# Stored data entries:
Begin
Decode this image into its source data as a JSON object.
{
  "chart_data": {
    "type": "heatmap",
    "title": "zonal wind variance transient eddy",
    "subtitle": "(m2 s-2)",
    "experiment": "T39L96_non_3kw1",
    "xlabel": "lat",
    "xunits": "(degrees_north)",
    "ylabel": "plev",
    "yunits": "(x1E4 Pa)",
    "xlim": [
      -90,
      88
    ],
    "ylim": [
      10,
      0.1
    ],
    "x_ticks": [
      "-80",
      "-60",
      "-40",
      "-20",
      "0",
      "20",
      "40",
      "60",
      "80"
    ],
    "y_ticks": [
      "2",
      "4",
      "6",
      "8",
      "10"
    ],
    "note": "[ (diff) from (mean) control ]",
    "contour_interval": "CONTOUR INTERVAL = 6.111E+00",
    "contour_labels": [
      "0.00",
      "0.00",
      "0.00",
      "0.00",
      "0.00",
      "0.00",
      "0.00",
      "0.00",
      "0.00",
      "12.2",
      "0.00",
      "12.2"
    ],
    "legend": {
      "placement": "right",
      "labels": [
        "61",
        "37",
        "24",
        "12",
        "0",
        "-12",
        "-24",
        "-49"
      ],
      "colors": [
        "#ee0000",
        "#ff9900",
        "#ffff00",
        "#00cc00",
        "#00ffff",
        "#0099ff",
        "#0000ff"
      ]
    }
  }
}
End
# EXERCISE INSTRUCTIONS:
Retype the listing. Match it exactly.

# THE REPLY:
Decode this image into its source data as a JSON object.
{
  "chart_data": {
    "type": "heatmap",
    "title": "zonal wind variance transient eddy",
    "subtitle": "(m2 s-2)",
    "experiment": "T39L96_non_3kw1",
    "xlabel": "lat",
    "xunits": "(degrees_north)",
    "ylabel": "plev",
    "yunits": "(x1E4 Pa)",
    "xlim": [
      -90,
      88
    ],
    "ylim": [
      10,
      0.1
    ],
    "x_ticks": [
      "-80",
      "-60",
      "-40",
      "-20",
      "0",
      "20",
      "40",
      "60",
      "80"
    ],
    "y_ticks": [
      "2",
      "4",
      "6",
      "8",
      "10"
    ],
    "note": "[ (diff) from (mean) control ]",
    "contour_interval": "CONTOUR INTERVAL = 6.111E+00",
    "contour_labels": [
      "0.00",
      "0.00",
      "0.00",
      "0.00",
      "0.00",
      "0.00",
      "0.00",
      "0.00",
      "0.00",
      "12.2",
      "0.00",
      "12.2"
    ],
    "legend": {
      "placement": "right",
      "labels": [
        "61",
        "37",
        "24",
        "12",
        "0",
        "-12",
        "-24",
        "-49"
      ],
      "colors": [
        "#ee0000",
        "#ff9900",
        "#ffff00",
        "#00cc00",
        "#00ffff",
        "#0099ff",
        "#0000ff"
      ]
    }
  }
}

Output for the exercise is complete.